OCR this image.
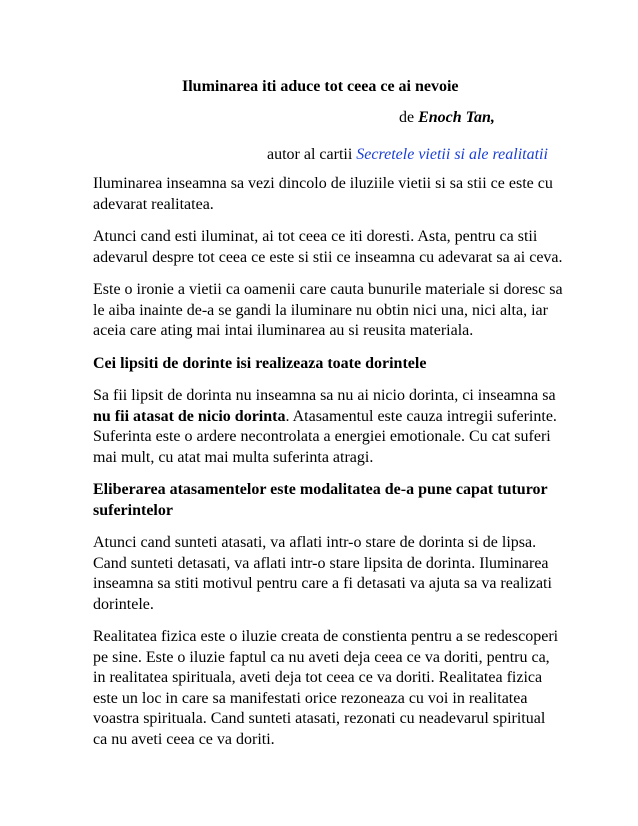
Iluminarea iti aduce tot ceea ce ai nevoie
de Enoch Tan,
autor al cartii Secretele vietii si ale realitatii

Iluminarea inseamna sa vezi dincolo de iluziile vietii si sa stii ce este cu adevarat realitatea.

Atunci cand esti iluminat, ai tot ceea ce iti doresti. Asta, pentru ca stii adevarul despre tot ceea ce este si stii ce inseamna cu adevarat sa ai ceva.

Este o ironie a vietii ca oamenii care cauta bunurile materiale si doresc sa le aiba inainte de-a se gandi la iluminare nu obtin nici una, nici alta, iar aceia care ating mai intai iluminarea au si reusita materiala.

Cei lipsiti de dorinte isi realizeaza toate dorintele

Sa fii lipsit de dorinta nu inseamna sa nu ai nicio dorinta, ci inseamna sa nu fii atasat de nicio dorinta. Atasamentul este cauza intregii suferinte. Suferinta este o ardere necontrolata a energiei emotionale. Cu cat suferi mai mult, cu atat mai multa suferinta atragi.

Eliberarea atasamentelor este modalitatea de-a pune capat tuturor suferintelor

Atunci cand sunteti atasati, va aflati intr-o stare de dorinta si de lipsa. Cand sunteti detasati, va aflati intr-o stare lipsita de dorinta. Iluminarea inseamna sa stiti motivul pentru care a fi detasati va ajuta sa va realizati dorintele.

Realitatea fizica este o iluzie creata de constienta pentru a se redescoperi pe sine. Este o iluzie faptul ca nu aveti deja ceea ce va doriti, pentru ca, in realitatea spirituala, aveti deja tot ceea ce va doriti. Realitatea fizica este un loc in care sa manifestati orice rezoneaza cu voi in realitatea voastra spirituala. Cand sunteti atasati, rezonati cu neadevarul spiritual ca nu aveti ceea ce va doriti.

○ ○ ○

- _TASK DETAILS_
Make an exact copy of all entries above, dropping the images.

- _SOLUTION TO THE PROBLEM_
OCR this image.
Iluminarea iti aduce tot ceea ce ai nevoie
de Enoch Tan,
autor al cartii Secretele vietii si ale realitatii

Iluminarea inseamna sa vezi dincolo de iluziile vietii si sa stii ce este cu adevarat realitatea.

Atunci cand esti iluminat, ai tot ceea ce iti doresti. Asta, pentru ca stii adevarul despre tot ceea ce este si stii ce inseamna cu adevarat sa ai ceva.

Este o ironie a vietii ca oamenii care cauta bunurile materiale si doresc sa le aiba inainte de-a se gandi la iluminare nu obtin nici una, nici alta, iar aceia care ating mai intai iluminarea au si reusita materiala.

Cei lipsiti de dorinte isi realizeaza toate dorintele

Sa fii lipsit de dorinta nu inseamna sa nu ai nicio dorinta, ci inseamna sa nu fii atasat de nicio dorinta. Atasamentul este cauza intregii suferinte. Suferinta este o ardere necontrolata a energiei emotionale. Cu cat suferi mai mult, cu atat mai multa suferinta atragi.

Eliberarea atasamentelor este modalitatea de-a pune capat tuturor suferintelor

Atunci cand sunteti atasati, va aflati intr-o stare de dorinta si de lipsa. Cand sunteti detasati, va aflati intr-o stare lipsita de dorinta. Iluminarea inseamna sa stiti motivul pentru care a fi detasati va ajuta sa va realizati dorintele.

Realitatea fizica este o iluzie creata de constienta pentru a se redescoperi pe sine. Este o iluzie faptul ca nu aveti deja ceea ce va doriti, pentru ca, in realitatea spirituala, aveti deja tot ceea ce va doriti. Realitatea fizica este un loc in care sa manifestati orice rezoneaza cu voi in realitatea voastra spirituala. Cand sunteti atasati, rezonati cu neadevarul spiritual ca nu aveti ceea ce va doriti.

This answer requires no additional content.